WHAT THE TASK ASKS ▸ Copy all lines of the listing that include the string "selected".

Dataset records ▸

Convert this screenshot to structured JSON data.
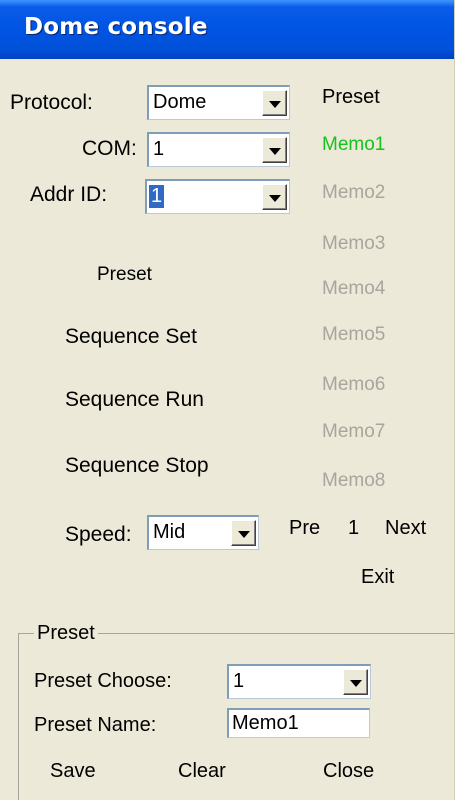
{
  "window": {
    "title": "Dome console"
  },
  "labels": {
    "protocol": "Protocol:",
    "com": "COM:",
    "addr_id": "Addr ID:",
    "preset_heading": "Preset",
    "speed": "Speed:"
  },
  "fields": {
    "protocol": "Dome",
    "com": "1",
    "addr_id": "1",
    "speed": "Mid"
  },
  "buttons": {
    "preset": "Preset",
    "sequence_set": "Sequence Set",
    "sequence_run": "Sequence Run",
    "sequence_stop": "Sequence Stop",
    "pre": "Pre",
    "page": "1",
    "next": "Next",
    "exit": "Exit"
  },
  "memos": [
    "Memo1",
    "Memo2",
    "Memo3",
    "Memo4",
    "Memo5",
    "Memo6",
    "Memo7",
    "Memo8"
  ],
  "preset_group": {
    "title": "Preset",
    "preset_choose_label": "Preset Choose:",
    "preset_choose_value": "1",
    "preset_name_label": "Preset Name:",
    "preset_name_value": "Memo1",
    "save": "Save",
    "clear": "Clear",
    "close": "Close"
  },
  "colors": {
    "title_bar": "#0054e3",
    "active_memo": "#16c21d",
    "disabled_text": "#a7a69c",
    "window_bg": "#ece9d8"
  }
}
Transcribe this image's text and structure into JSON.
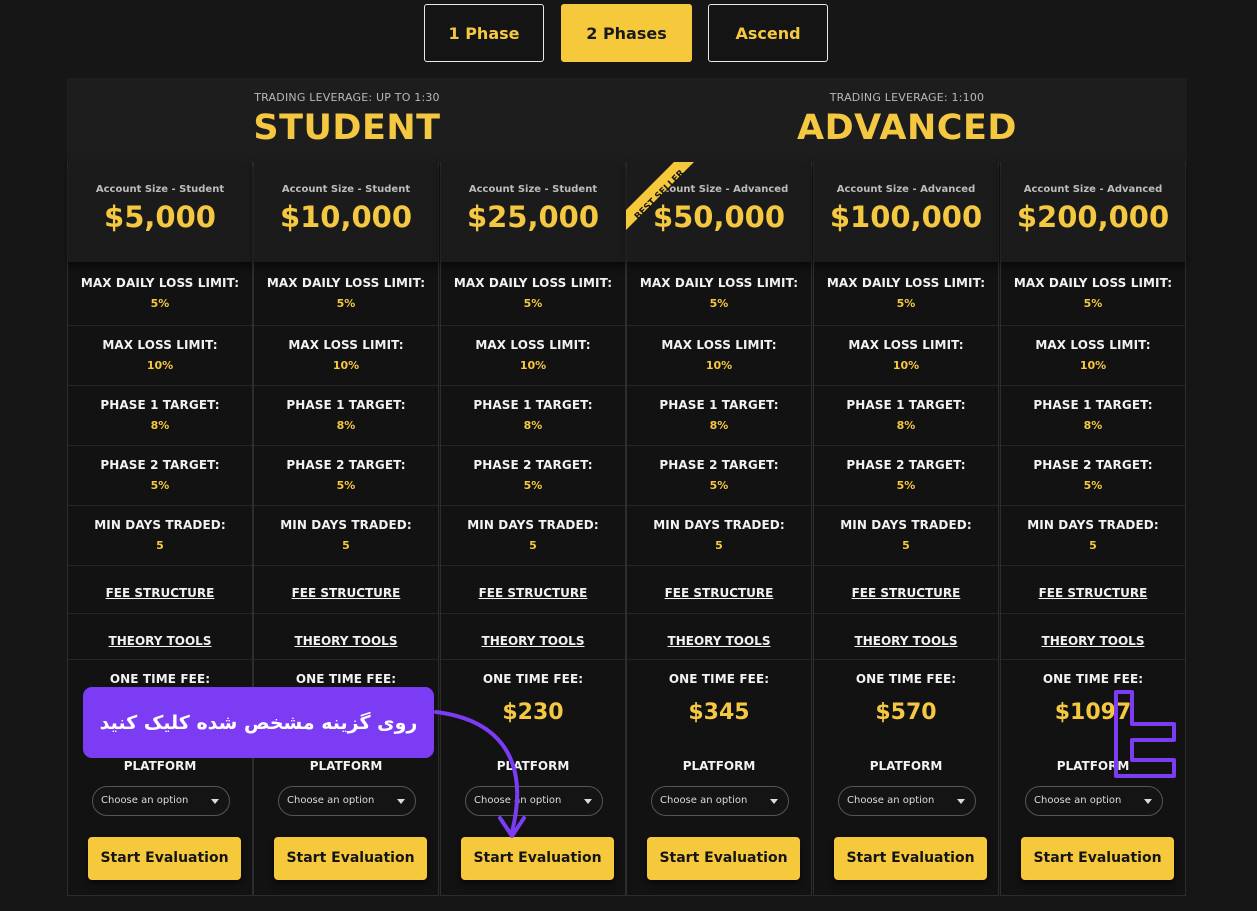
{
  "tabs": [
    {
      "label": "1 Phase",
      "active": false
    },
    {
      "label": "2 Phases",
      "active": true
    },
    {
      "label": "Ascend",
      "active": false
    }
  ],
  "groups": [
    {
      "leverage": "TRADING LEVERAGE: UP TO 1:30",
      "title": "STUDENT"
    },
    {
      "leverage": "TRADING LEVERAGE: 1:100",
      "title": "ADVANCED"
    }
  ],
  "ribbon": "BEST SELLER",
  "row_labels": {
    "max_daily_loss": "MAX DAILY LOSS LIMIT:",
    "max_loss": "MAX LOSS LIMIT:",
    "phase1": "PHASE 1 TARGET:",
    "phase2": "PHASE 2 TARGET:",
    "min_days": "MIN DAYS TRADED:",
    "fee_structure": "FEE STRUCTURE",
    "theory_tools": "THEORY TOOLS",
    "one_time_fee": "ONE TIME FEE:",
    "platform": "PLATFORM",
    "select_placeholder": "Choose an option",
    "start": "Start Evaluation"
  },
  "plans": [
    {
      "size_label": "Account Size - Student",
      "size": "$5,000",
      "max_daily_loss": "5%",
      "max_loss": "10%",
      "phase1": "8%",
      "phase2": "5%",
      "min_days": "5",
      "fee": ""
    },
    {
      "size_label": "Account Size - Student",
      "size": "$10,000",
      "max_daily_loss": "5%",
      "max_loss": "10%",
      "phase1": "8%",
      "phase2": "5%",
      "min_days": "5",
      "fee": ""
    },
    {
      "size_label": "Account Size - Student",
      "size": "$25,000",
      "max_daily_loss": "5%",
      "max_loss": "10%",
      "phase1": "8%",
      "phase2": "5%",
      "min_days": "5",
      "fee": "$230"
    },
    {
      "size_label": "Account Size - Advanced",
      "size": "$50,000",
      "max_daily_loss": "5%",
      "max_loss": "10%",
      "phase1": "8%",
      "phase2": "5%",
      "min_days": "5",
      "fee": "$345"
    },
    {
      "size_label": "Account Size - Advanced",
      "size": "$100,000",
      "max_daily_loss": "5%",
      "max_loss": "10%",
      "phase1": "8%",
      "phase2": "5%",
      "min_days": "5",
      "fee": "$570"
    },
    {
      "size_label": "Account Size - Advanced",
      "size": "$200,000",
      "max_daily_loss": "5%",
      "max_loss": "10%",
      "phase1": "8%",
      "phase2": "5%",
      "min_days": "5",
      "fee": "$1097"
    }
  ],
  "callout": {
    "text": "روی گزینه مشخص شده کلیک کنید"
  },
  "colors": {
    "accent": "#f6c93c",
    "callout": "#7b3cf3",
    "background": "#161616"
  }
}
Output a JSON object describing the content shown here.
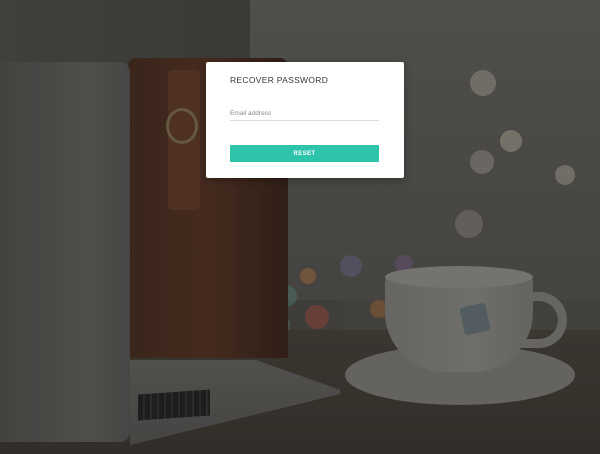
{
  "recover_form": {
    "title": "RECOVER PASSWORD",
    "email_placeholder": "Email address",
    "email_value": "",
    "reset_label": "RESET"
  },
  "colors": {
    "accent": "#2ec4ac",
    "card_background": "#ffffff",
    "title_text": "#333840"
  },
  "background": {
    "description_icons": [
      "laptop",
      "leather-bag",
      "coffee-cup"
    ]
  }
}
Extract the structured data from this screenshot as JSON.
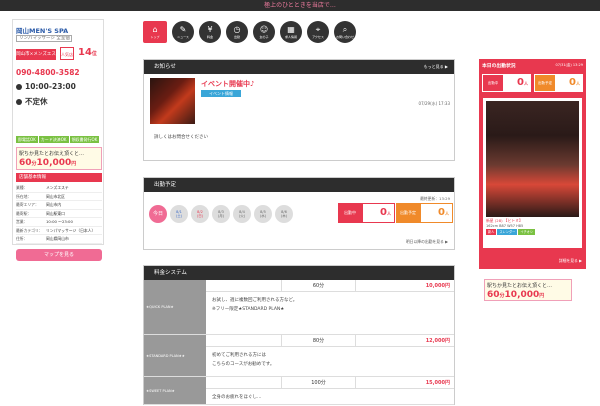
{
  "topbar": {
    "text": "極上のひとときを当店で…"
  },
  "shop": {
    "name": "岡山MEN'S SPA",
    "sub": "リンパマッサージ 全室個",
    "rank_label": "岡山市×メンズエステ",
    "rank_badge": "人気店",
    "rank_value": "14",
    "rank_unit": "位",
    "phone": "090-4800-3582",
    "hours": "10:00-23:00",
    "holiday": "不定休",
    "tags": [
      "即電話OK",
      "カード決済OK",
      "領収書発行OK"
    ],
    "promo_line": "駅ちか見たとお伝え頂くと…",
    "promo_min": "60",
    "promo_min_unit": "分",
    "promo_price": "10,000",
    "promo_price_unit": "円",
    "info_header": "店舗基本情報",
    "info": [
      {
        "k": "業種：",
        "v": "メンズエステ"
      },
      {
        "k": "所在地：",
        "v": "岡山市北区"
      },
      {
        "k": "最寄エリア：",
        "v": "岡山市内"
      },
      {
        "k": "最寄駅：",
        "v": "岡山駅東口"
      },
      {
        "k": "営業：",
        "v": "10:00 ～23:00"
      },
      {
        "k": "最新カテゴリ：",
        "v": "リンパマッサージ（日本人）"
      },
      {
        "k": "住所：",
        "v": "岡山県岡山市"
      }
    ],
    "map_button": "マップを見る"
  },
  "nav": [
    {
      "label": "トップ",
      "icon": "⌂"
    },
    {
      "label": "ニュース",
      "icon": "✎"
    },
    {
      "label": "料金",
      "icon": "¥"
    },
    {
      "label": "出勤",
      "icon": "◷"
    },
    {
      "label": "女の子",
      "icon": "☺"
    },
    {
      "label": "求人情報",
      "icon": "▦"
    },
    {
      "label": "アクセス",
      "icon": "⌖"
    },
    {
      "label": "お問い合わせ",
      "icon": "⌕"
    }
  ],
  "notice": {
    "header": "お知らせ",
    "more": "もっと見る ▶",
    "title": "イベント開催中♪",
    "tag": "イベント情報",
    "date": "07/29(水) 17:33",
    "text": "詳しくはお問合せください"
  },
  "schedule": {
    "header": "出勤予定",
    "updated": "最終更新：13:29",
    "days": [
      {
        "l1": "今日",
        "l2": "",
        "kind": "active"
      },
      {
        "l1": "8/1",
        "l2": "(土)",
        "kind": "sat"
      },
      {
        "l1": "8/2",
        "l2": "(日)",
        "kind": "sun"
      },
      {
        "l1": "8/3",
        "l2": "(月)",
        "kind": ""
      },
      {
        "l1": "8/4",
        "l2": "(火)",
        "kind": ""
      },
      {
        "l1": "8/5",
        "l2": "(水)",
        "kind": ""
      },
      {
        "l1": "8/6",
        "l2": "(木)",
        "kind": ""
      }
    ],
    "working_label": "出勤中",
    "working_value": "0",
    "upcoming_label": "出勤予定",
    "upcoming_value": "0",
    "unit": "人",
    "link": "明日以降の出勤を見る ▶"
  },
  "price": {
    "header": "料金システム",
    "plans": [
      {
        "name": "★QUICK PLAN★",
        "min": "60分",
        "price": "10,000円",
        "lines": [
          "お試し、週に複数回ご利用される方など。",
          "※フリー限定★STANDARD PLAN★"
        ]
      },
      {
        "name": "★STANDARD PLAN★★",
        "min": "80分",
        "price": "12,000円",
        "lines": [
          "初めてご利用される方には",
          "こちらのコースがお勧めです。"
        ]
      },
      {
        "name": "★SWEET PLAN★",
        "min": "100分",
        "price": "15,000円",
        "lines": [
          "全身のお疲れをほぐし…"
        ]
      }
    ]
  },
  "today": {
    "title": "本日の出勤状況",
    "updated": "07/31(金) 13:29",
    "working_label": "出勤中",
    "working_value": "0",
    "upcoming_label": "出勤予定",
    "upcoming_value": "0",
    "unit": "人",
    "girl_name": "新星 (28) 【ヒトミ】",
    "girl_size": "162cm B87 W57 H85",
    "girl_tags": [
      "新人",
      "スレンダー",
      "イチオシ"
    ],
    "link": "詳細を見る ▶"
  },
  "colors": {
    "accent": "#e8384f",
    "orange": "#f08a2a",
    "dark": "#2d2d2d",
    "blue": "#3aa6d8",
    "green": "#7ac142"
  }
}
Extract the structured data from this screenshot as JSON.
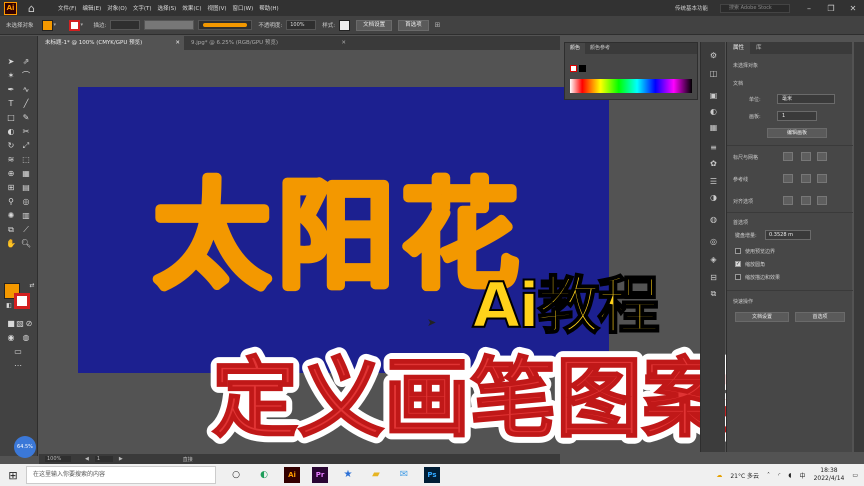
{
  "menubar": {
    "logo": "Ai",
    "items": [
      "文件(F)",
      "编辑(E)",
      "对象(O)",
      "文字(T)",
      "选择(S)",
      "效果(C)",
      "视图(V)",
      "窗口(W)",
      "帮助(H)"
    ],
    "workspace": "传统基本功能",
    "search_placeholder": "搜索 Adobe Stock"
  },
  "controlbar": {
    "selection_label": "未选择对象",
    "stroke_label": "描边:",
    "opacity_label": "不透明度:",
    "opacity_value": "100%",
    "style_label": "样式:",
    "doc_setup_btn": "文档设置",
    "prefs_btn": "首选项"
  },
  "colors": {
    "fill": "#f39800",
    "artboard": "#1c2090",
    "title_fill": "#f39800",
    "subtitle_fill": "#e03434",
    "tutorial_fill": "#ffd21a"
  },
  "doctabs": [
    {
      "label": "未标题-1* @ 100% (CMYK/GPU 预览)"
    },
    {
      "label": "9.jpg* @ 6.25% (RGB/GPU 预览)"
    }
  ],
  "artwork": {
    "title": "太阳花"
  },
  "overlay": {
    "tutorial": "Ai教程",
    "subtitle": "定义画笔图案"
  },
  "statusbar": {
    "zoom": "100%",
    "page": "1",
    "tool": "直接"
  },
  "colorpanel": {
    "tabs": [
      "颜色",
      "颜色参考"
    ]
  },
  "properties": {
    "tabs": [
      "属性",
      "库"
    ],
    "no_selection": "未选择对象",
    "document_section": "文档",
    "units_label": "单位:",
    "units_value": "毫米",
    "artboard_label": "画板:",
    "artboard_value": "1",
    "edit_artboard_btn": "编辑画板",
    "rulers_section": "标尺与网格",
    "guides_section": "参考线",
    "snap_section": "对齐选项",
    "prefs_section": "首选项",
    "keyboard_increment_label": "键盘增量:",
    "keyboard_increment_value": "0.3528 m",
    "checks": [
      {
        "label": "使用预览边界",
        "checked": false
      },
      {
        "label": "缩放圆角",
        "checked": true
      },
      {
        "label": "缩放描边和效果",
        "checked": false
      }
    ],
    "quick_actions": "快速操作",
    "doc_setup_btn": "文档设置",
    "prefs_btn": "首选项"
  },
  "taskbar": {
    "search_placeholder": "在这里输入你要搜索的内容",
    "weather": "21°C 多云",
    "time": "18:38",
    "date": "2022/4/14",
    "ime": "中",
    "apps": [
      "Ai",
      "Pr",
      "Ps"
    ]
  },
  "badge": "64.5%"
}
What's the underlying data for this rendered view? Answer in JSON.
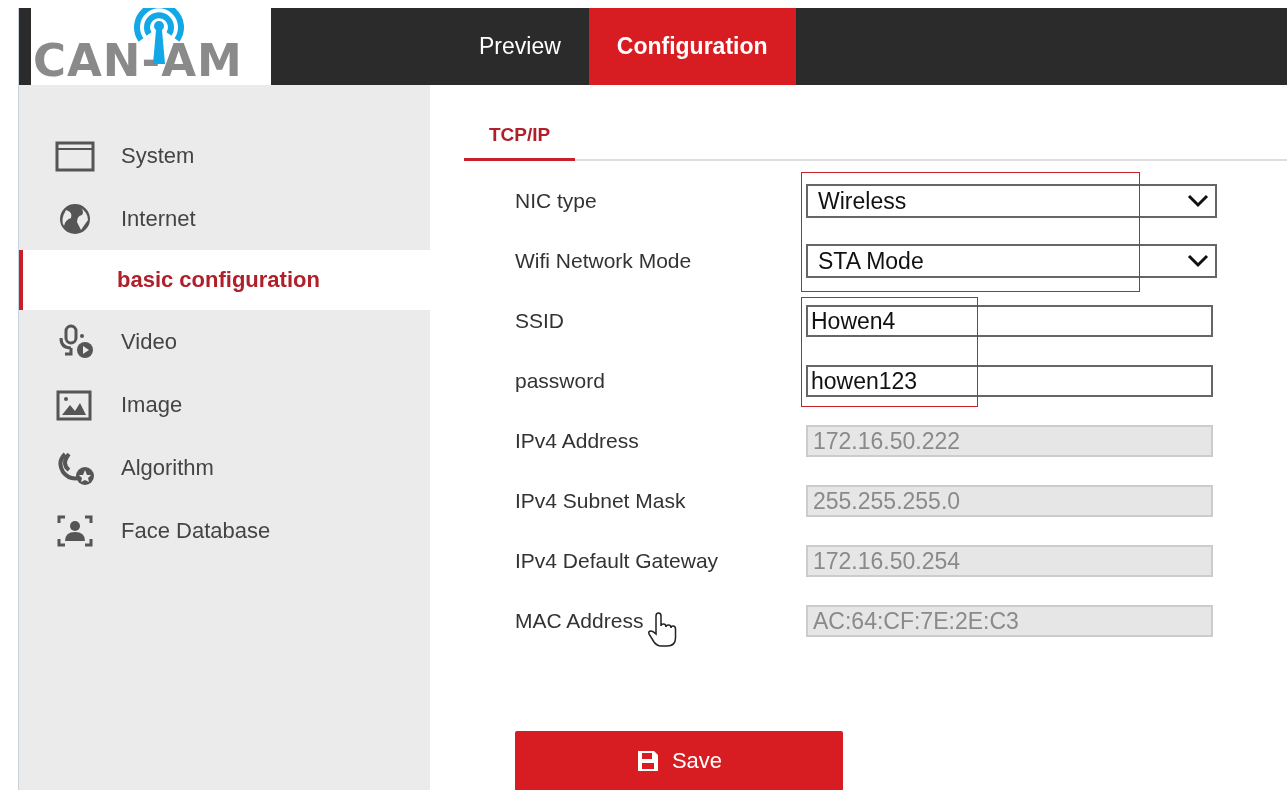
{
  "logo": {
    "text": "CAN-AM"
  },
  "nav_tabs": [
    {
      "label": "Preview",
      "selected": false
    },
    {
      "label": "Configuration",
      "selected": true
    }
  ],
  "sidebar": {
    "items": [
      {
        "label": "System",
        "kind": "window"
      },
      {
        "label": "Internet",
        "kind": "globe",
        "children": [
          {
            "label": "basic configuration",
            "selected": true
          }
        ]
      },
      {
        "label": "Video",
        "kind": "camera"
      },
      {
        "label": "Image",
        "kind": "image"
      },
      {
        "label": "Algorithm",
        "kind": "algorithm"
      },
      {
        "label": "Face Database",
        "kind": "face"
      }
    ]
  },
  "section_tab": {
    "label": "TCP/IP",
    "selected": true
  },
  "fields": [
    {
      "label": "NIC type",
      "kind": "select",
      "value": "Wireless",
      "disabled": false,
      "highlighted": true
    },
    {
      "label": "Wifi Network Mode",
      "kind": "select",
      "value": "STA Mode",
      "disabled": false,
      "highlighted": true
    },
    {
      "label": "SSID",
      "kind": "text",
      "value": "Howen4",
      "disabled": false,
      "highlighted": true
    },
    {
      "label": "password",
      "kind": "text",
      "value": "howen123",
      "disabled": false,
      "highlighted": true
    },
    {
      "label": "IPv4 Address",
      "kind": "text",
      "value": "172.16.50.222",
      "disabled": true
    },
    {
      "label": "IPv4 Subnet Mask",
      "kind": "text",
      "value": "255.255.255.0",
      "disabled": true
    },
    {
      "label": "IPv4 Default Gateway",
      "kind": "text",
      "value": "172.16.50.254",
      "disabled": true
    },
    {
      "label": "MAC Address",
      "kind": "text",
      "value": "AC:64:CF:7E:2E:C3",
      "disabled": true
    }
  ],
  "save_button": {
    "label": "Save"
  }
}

THE REPLY ▸
      "selected": false
      "selected": true
            "selected": true
    "selected": true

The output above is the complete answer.